Lines containing the string "Theory" are to be counted. Write only how many there are.
========
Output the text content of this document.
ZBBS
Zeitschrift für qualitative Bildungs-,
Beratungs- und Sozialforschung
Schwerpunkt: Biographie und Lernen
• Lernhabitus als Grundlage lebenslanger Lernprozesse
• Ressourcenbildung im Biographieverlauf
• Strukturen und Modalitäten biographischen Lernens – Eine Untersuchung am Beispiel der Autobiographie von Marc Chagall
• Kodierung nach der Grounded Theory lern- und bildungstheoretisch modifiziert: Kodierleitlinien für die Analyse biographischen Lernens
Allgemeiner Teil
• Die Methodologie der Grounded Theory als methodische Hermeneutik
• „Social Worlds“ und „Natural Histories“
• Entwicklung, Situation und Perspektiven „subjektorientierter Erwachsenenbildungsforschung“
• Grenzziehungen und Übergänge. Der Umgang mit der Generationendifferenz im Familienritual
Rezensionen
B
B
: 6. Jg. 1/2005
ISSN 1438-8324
========
§ The output
2